## PROBLEM REQUIREMENTS:
Tally the lines in the following entries that include the word "среднюю"; state only the total.

## INFORMATION SHOWN:
________

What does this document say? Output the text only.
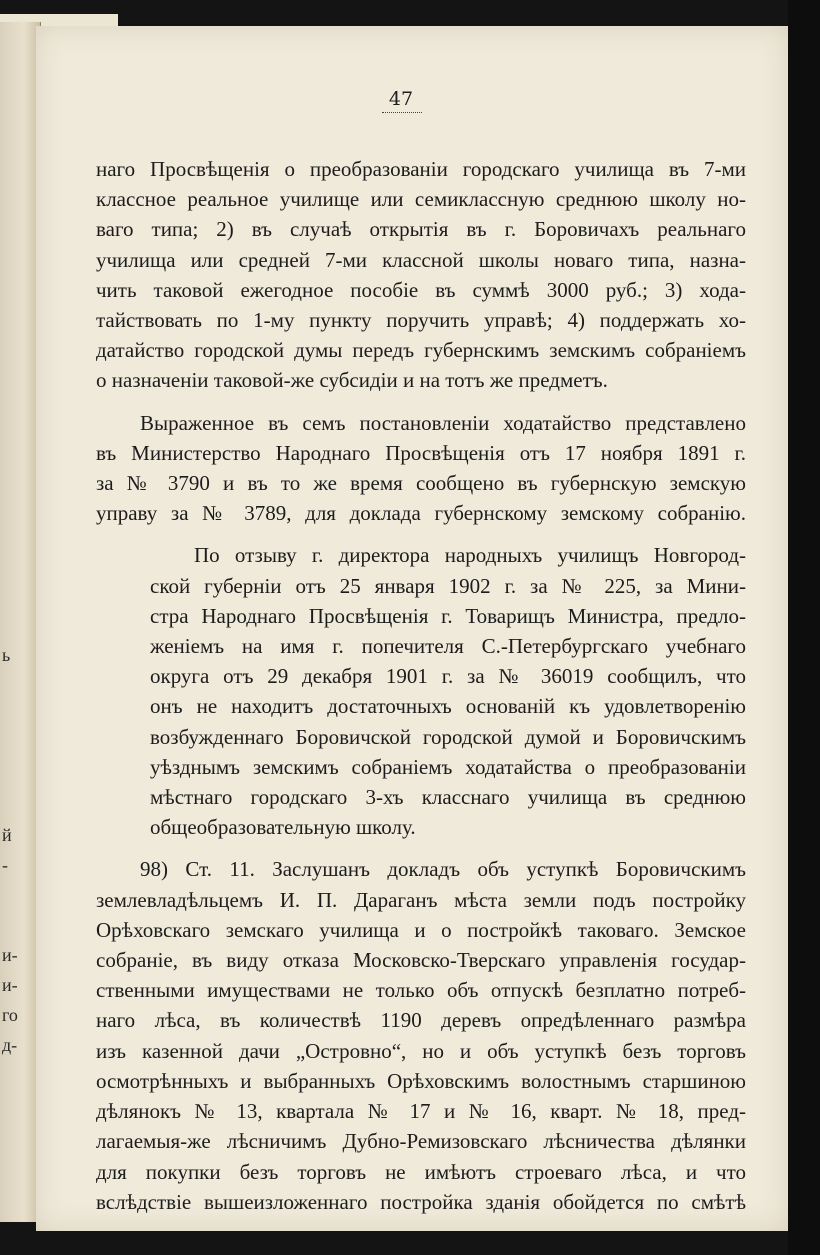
47
наго Просвѣщенія о преобразованіи городскаго училища въ 7-ми
классное реальное училище или семиклассную среднюю школу но-
ваго типа; 2) въ случаѣ открытія въ г. Боровичахъ реальнаго
училища или средней 7-ми классной школы новаго типа, назна-
чить таковой ежегодное пособіе въ суммѣ 3000 руб.; 3) хода-
тайствовать по 1-му пункту поручить управѣ; 4) поддержать хо-
датайство городской думы передъ губернскимъ земскимъ собраніемъ
о назначеніи таковой-же субсидіи и на тотъ же предметъ.
Выраженное въ семъ постановленіи ходатайство представлено
въ Министерство Народнаго Просвѣщенія отъ 17 ноября 1891 г.
за № 3790 и въ то же время сообщено въ губернскую земскую
управу за № 3789, для доклада губернскому земскому собранію.
По отзыву г. директора народныхъ училищъ Новгород-
ской губерніи отъ 25 января 1902 г. за № 225, за Мини-
стра Народнаго Просвѣщенія г. Товарищъ Министра, предло-
женіемъ на имя г. попечителя С.-Петербургскаго учебнаго
округа отъ 29 декабря 1901 г. за № 36019 сообщилъ, что
онъ не находитъ достаточныхъ основаній къ удовлетворенію
возбужденнаго Боровичской городской думой и Боровичскимъ
уѣзднымъ земскимъ собраніемъ ходатайства о преобразованіи
мѣстнаго городскаго 3-хъ класснаго училища въ среднюю
общеобразовательную школу.
98) Ст. 11. Заслушанъ докладъ объ уступкѣ Боровичскимъ
землевладѣльцемъ И. П. Дараганъ мѣста земли подъ постройку
Орѣховскаго земскаго училища и о постройкѣ таковаго. Земское
собраніе, въ виду отказа Московско-Тверскаго управленія государ-
ственными имуществами не только объ отпускѣ безплатно потреб-
наго лѣса, въ количествѣ 1190 деревъ опредѣленнаго размѣра
изъ казенной дачи „Островно“, но и объ уступкѣ безъ торговъ
осмотрѣнныхъ и выбранныхъ Орѣховскимъ волостнымъ старшиною
дѣлянокъ № 13, квартала № 17 и № 16, кварт. № 18, пред-
лагаемыя-же лѣсничимъ Дубно-Ремизовскаго лѣсничества дѣлянки
для покупки безъ торговъ не имѣютъ строеваго лѣса, и что
вслѣдствіе вышеизложеннаго постройка зданія обойдется по смѣтѣ
ь
й
-
и-
и-
го
д-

________

## OUTPUT:
2